:: SOURCE DATA ::
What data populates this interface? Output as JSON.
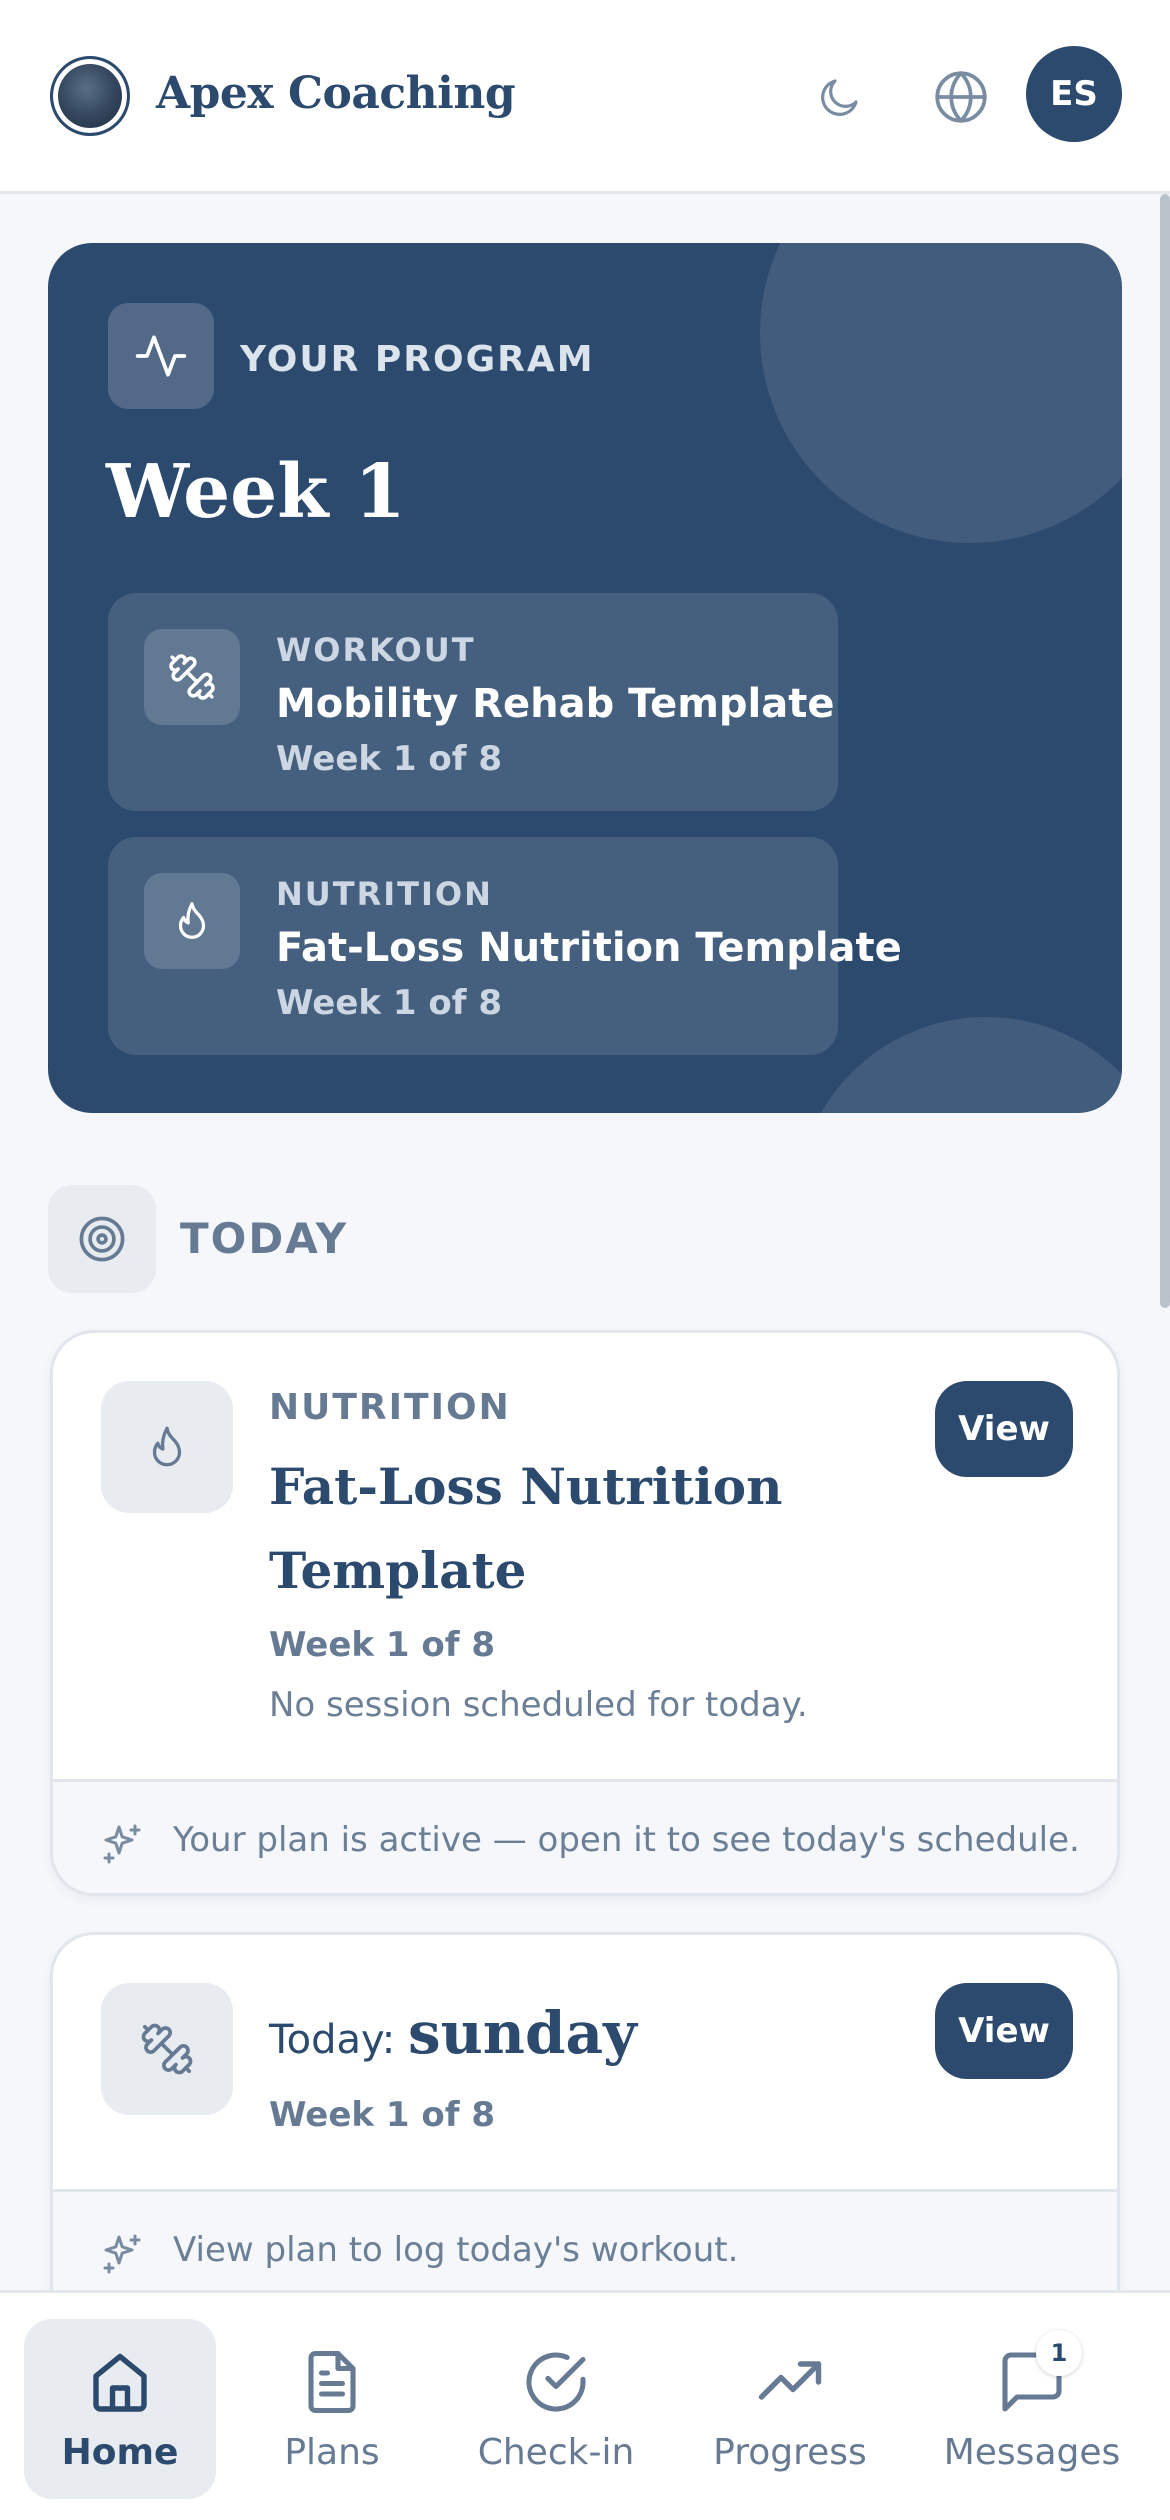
{
  "header": {
    "brand": "Apex Coaching",
    "avatar_initials": "ES",
    "icons": [
      "moon-icon",
      "globe-icon"
    ]
  },
  "program": {
    "label": "YOUR PROGRAM",
    "week_title": "Week 1",
    "plans": [
      {
        "type": "WORKOUT",
        "name": "Mobility Rehab Template",
        "week": "Week 1 of 8",
        "icon": "dumbbell-icon"
      },
      {
        "type": "NUTRITION",
        "name": "Fat-Loss Nutrition Template",
        "week": "Week 1 of 8",
        "icon": "flame-icon"
      }
    ]
  },
  "today": {
    "label": "TODAY",
    "nutrition_card": {
      "type": "NUTRITION",
      "title": "Fat-Loss Nutrition Template",
      "week": "Week 1 of 8",
      "message": "No session scheduled for today.",
      "button": "View",
      "footer": "Your plan is active — open it to see today's schedule."
    },
    "workout_card": {
      "today_prefix": "Today:",
      "day": "sunday",
      "week": "Week 1 of 8",
      "button": "View",
      "footer": "View plan to log today's workout."
    }
  },
  "nav": {
    "items": [
      {
        "label": "Home",
        "icon": "home-icon",
        "active": true
      },
      {
        "label": "Plans",
        "icon": "document-icon",
        "active": false
      },
      {
        "label": "Check-in",
        "icon": "check-circle-icon",
        "active": false
      },
      {
        "label": "Progress",
        "icon": "trending-up-icon",
        "active": false
      },
      {
        "label": "Messages",
        "icon": "message-icon",
        "active": false,
        "badge": "1"
      }
    ]
  },
  "colors": {
    "primary": "#2c4a6e",
    "muted": "#667b93",
    "background": "#f5f7fa"
  }
}
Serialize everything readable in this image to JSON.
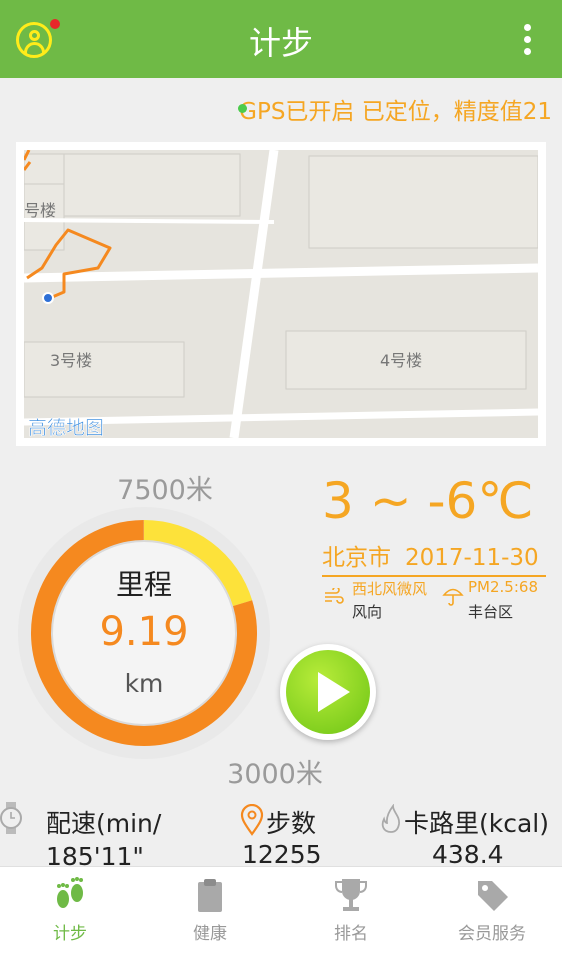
{
  "header": {
    "title": "计步"
  },
  "gps_status": "GPS已开启 已定位，精度值21",
  "map": {
    "labels": [
      "号楼",
      "3号楼",
      "4号楼"
    ],
    "provider": "高德地图"
  },
  "gauge": {
    "label": "里程",
    "value": "9.19",
    "unit": "km",
    "top_label": "7500米",
    "bottom_label": "3000米",
    "progress_fraction": 0.82,
    "colors": {
      "orange": "#f5891f",
      "yellow": "#fde23a"
    }
  },
  "weather": {
    "temperature": "3 ~ -6℃",
    "city": "北京市",
    "date": "2017-11-30",
    "wind_value": "西北风微风",
    "wind_label": "风向",
    "pm_value": "PM2.5:68",
    "district": "丰台区"
  },
  "stats": {
    "pace": {
      "label": "配速(min/",
      "value": "185'11\""
    },
    "steps": {
      "label": "步数",
      "value": "12255"
    },
    "calories": {
      "label": "卡路里(kcal)",
      "value": "438.4"
    }
  },
  "nav": [
    {
      "label": "计步",
      "icon": "footprints-icon",
      "active": true
    },
    {
      "label": "健康",
      "icon": "clipboard-icon",
      "active": false
    },
    {
      "label": "排名",
      "icon": "trophy-icon",
      "active": false
    },
    {
      "label": "会员服务",
      "icon": "tag-icon",
      "active": false
    }
  ],
  "colors": {
    "brand_green": "#6fba46",
    "accent_orange": "#f5a623"
  }
}
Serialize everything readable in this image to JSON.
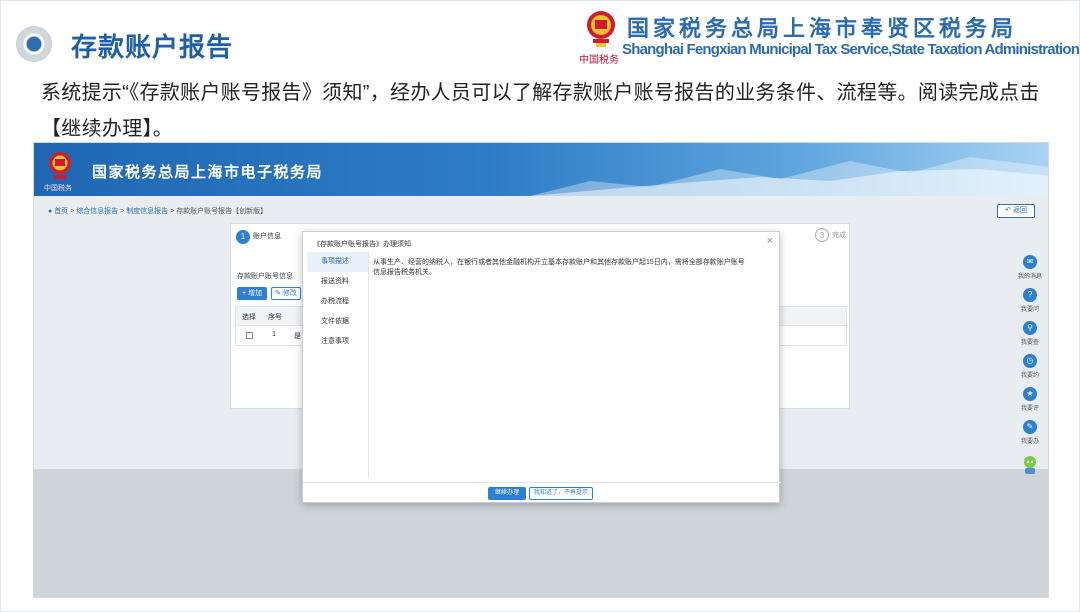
{
  "slide": {
    "title": "存款账户报告",
    "brand_cn": "国家税务总局上海市奉贤区税务局",
    "brand_en": "Shanghai Fengxian Municipal Tax Service,State Taxation Administration",
    "emblem_caption": "中国税务",
    "description": "系统提示“《存款账户账号报告》须知”，经办人员可以了解存款账户账号报告的业务条件、流程等。阅读完成点击【继续办理】。"
  },
  "screen": {
    "banner_title": "国家税务总局上海市电子税务局",
    "banner_emblem_caption": "中国税务",
    "breadcrumb": {
      "home": "首页",
      "sep": ">",
      "item1": "综合信息报告",
      "item2": "制度信息报告",
      "item3": "存款账户账号报告【创新版】"
    },
    "back_label": "返回",
    "steps": {
      "step1_num": "1",
      "step1_label": "账户信息",
      "step3_num": "3",
      "step3_label": "完成"
    },
    "section_label": "存款账户账号信息",
    "add_button": "+ 增加",
    "edit_button": "修改",
    "table": {
      "headers": [
        "选择",
        "序号"
      ],
      "row1": {
        "index": "1",
        "partial": "是"
      }
    },
    "right_rail": [
      {
        "label": "我的消息",
        "icon": "message-icon"
      },
      {
        "label": "我要问",
        "icon": "question-icon"
      },
      {
        "label": "我要查",
        "icon": "search-icon"
      },
      {
        "label": "我要约",
        "icon": "appointment-icon"
      },
      {
        "label": "我要评",
        "icon": "rating-icon"
      },
      {
        "label": "我要办",
        "icon": "handle-icon"
      }
    ],
    "modal": {
      "title": "《存款账户账号报告》办理须知",
      "tabs": [
        "事项描述",
        "报送资料",
        "办税流程",
        "文件依据",
        "注意事项"
      ],
      "active_tab": 0,
      "body": "从事生产、经营的纳税人，在银行或者其他金融机构开立基本存款账户和其他存款账户起15日内，需将全部存款账户账号信息报告税务机关。",
      "primary_button": "继续办理",
      "secondary_button": "我知道了，不再提示"
    }
  },
  "colors": {
    "title_blue": "#1f5fa8",
    "brand_blue": "#2a6bb3",
    "accent_blue": "#2d7fd1",
    "emblem_red": "#c8102e"
  }
}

:: GIVEN PROBLEM ::
Using the listing above, list every line in which the string "Loss" occurs.

:: WRITTEN ANSWER ::
        "name": "Fat-Loss Nutrition Template",
      "title": "Fat-Loss Nutrition Template",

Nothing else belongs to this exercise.